Exercise instructions: In this exercise, return only the lines that run from the line with "Enumerate this screenshot's" to the end of the entries below, both included. Pictures are not copied.

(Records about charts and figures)
## START

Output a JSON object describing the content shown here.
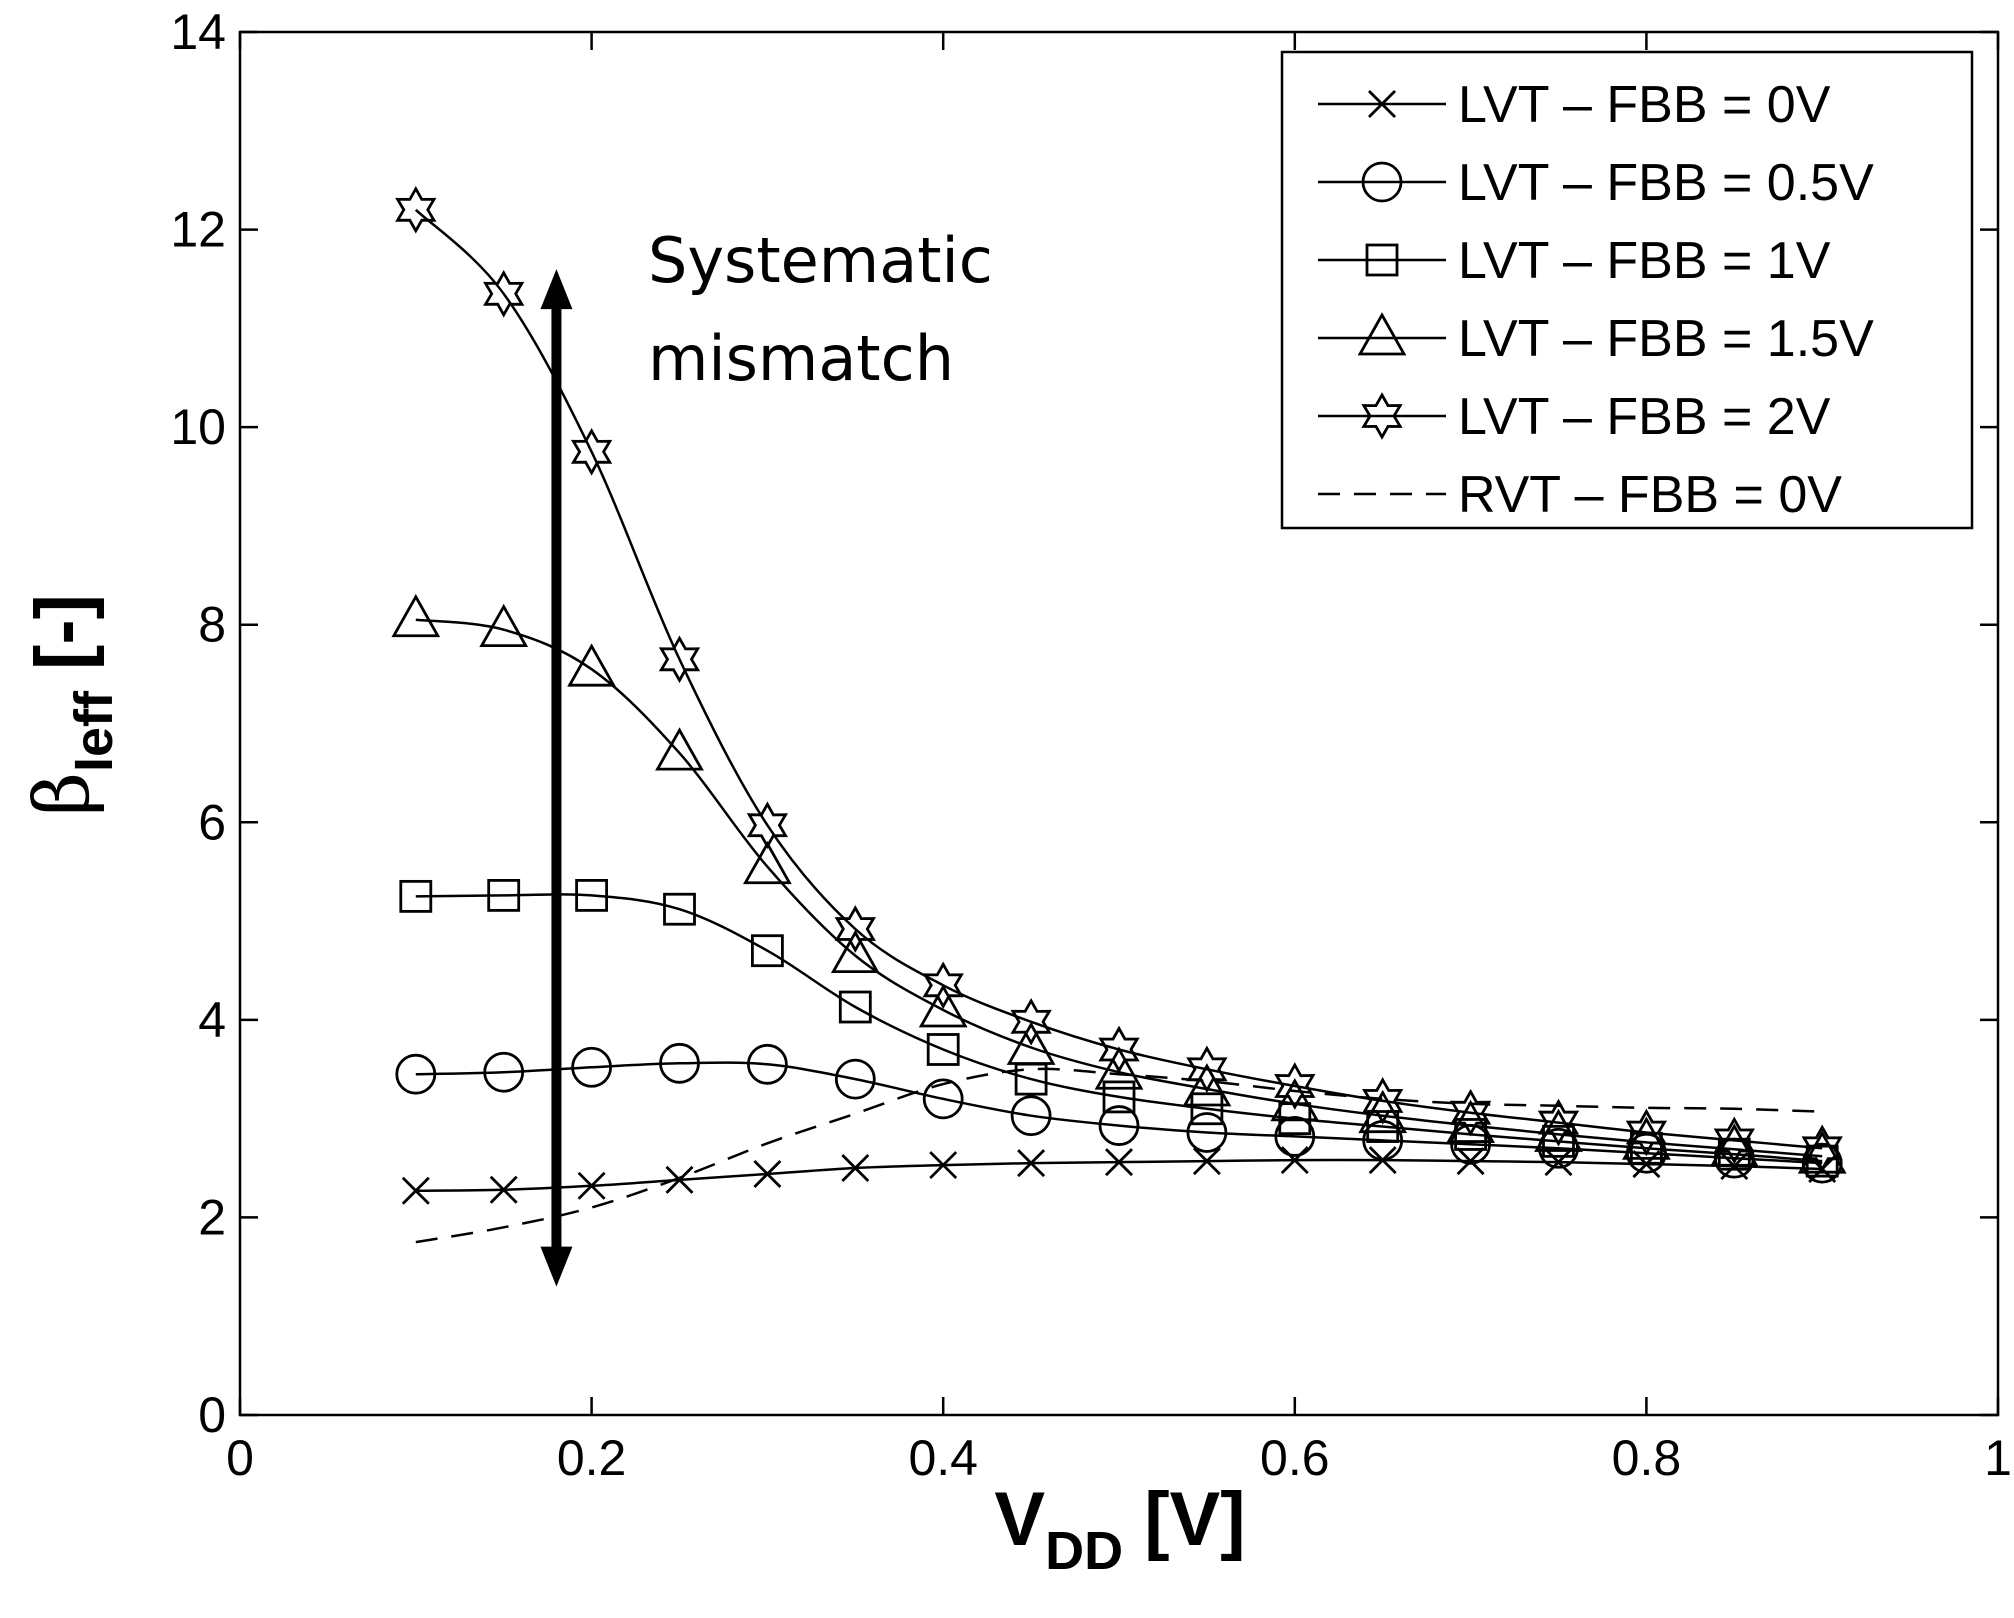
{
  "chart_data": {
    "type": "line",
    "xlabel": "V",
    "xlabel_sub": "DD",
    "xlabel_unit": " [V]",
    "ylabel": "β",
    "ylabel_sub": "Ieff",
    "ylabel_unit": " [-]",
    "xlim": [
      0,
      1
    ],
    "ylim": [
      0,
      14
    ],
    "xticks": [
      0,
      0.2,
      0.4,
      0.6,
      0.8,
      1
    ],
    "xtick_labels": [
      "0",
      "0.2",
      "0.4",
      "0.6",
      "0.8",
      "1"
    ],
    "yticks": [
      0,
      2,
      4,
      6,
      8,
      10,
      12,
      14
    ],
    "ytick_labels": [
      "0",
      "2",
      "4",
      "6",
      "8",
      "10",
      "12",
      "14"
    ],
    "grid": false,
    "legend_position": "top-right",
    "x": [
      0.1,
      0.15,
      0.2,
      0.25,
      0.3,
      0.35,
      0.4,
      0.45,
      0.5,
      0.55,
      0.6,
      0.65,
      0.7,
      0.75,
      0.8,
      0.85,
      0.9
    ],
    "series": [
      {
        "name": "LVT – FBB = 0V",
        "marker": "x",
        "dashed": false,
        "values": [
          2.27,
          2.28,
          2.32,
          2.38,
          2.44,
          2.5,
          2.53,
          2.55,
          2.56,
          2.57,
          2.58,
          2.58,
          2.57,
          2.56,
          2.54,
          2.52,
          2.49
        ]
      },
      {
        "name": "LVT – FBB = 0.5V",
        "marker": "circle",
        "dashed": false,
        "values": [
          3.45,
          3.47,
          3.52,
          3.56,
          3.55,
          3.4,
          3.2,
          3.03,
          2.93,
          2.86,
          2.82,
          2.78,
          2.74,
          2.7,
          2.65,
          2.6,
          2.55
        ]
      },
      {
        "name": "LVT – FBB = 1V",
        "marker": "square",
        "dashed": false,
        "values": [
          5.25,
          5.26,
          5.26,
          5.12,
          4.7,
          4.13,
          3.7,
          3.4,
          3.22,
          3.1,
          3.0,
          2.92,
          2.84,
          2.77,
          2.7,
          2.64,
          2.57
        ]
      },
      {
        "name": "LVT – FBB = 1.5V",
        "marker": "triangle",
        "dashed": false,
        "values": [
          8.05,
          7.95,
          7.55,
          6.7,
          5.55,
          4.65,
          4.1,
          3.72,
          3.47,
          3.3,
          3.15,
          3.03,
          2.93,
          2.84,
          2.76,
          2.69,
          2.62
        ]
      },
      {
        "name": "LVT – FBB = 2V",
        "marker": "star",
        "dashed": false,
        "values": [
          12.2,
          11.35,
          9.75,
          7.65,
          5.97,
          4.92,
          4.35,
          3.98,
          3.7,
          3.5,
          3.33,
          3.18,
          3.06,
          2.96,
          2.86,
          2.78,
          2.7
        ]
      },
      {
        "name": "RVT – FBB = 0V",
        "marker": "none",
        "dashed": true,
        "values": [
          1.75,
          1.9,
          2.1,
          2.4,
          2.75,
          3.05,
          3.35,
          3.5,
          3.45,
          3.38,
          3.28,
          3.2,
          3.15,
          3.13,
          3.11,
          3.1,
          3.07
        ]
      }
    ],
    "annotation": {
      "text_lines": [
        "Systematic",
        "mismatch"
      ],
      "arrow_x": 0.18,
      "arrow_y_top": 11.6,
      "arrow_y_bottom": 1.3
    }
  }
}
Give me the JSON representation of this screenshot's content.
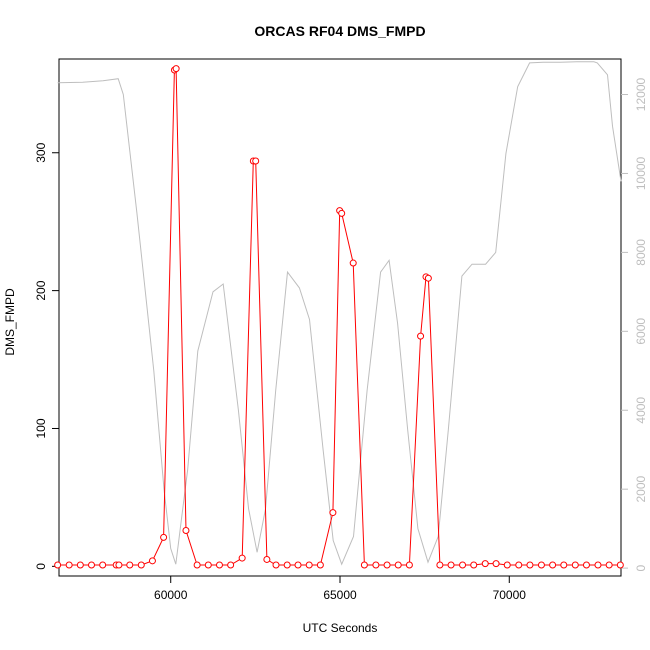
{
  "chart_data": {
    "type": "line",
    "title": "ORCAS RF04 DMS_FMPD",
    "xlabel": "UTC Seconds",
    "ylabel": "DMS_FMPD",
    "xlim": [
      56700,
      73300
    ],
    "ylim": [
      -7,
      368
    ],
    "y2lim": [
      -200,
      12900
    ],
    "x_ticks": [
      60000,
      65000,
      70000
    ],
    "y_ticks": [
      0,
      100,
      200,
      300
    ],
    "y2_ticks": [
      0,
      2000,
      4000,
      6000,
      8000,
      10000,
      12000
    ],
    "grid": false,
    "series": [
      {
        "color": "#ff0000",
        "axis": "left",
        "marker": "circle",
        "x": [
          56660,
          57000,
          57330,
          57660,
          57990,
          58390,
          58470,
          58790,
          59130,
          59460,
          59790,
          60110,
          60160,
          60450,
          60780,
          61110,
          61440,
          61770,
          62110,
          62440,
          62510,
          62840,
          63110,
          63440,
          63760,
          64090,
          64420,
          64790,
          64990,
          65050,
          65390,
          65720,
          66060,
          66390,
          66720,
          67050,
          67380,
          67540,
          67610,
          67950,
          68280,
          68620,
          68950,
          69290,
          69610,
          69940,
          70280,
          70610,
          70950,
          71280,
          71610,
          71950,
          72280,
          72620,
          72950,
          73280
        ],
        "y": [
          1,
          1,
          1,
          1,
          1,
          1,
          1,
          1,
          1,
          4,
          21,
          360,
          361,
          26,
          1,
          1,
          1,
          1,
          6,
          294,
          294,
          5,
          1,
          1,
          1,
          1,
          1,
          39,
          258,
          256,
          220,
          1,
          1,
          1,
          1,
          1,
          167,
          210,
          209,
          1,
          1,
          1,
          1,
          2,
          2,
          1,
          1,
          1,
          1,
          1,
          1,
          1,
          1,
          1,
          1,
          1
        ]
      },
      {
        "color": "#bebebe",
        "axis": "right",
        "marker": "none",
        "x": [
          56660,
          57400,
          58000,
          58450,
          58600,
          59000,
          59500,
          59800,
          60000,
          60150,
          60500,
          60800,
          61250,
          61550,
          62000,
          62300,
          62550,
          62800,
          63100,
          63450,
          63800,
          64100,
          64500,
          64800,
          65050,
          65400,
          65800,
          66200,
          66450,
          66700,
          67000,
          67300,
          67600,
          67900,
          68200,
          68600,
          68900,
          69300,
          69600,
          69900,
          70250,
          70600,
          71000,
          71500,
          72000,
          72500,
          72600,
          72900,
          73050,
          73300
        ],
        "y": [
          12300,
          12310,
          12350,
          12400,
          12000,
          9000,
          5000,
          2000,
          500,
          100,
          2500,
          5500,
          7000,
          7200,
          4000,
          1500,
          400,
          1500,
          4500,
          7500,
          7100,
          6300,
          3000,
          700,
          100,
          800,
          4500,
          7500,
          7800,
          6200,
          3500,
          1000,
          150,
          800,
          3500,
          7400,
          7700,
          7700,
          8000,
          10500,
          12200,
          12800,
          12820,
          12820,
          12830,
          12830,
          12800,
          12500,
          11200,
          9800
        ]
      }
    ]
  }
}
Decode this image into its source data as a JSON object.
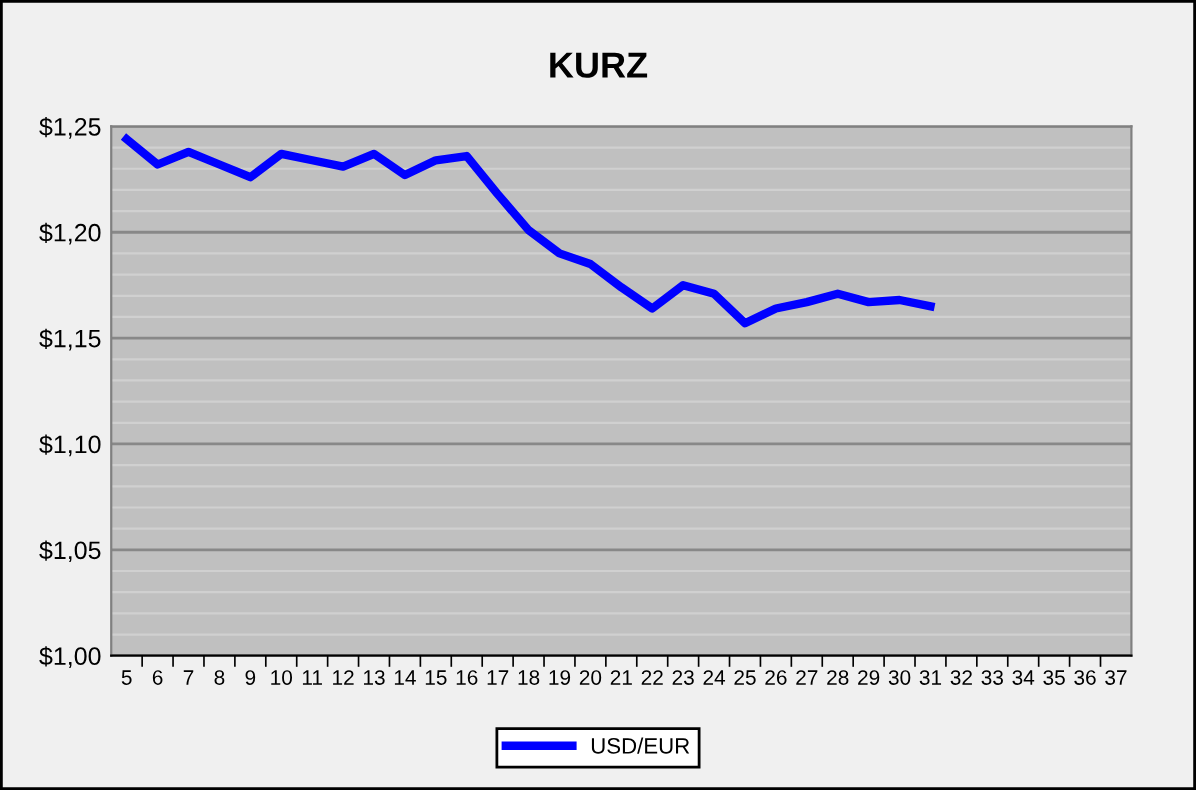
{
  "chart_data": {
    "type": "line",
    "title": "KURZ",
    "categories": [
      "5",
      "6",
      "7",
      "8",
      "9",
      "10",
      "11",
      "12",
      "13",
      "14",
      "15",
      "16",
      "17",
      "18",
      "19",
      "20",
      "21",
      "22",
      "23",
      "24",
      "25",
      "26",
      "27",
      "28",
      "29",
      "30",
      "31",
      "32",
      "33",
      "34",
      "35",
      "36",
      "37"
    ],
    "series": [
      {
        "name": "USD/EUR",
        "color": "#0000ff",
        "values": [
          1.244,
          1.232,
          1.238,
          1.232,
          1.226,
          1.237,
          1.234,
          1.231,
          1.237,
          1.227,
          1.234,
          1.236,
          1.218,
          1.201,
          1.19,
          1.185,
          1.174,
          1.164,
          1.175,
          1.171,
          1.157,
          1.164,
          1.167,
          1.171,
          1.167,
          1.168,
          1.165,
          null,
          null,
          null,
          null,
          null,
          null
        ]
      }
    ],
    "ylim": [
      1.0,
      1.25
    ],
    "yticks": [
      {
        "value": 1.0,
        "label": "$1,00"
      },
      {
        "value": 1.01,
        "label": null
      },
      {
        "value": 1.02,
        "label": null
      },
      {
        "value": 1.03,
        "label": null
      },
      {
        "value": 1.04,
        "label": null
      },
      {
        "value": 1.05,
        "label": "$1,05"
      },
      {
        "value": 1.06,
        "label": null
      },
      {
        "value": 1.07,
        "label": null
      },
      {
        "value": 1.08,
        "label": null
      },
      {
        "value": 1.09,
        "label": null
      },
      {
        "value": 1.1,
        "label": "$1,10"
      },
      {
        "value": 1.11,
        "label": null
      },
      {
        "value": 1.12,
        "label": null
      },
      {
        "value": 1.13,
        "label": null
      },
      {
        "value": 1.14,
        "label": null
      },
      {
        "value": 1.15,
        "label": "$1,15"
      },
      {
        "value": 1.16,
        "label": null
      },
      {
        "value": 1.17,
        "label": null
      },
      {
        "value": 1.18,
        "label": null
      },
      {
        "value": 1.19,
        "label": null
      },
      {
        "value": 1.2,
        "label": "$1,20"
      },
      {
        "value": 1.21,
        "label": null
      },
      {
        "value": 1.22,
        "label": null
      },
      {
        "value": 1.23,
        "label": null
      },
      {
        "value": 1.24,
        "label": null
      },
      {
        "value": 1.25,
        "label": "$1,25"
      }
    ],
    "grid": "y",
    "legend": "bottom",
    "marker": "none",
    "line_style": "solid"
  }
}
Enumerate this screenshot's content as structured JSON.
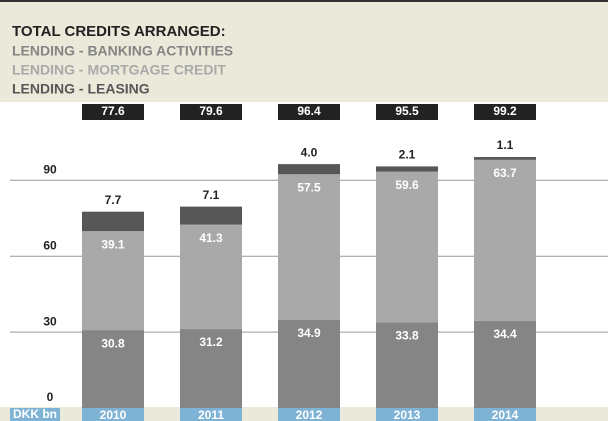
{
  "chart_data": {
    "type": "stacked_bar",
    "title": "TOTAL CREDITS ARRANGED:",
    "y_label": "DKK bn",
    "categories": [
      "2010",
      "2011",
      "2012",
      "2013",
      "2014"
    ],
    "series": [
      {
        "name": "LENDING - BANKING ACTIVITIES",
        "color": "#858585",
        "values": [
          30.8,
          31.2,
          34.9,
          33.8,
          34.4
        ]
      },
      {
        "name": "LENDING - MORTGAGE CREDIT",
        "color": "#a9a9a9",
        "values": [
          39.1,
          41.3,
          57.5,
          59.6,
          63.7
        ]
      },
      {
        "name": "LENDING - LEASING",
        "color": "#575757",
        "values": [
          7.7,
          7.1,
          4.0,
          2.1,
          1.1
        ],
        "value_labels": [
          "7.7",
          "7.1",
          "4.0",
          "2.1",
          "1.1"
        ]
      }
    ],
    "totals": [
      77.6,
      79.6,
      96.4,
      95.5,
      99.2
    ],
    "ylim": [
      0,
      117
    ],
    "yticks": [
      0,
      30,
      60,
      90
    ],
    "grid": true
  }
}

## END

Exercise result:
Enumerate this screenshot's content as structured JSON.
{
  "chart_data": {
    "type": "stacked_bar",
    "title": "TOTAL CREDITS ARRANGED:",
    "y_label": "DKK bn",
    "categories": [
      "2010",
      "2011",
      "2012",
      "2013",
      "2014"
    ],
    "series": [
      {
        "name": "LENDING - BANKING ACTIVITIES",
        "color": "#858585",
        "values": [
          30.8,
          31.2,
          34.9,
          33.8,
          34.4
        ]
      },
      {
        "name": "LENDING - MORTGAGE CREDIT",
        "color": "#a9a9a9",
        "values": [
          39.1,
          41.3,
          57.5,
          59.6,
          63.7
        ]
      },
      {
        "name": "LENDING - LEASING",
        "color": "#575757",
        "values": [
          7.7,
          7.1,
          4.0,
          2.1,
          1.1
        ],
        "value_labels": [
          "7.7",
          "7.1",
          "4.0",
          "2.1",
          "1.1"
        ]
      }
    ],
    "totals": [
      77.6,
      79.6,
      96.4,
      95.5,
      99.2
    ],
    "ylim": [
      0,
      117
    ],
    "yticks": [
      0,
      30,
      60,
      90
    ],
    "grid": true
  }
}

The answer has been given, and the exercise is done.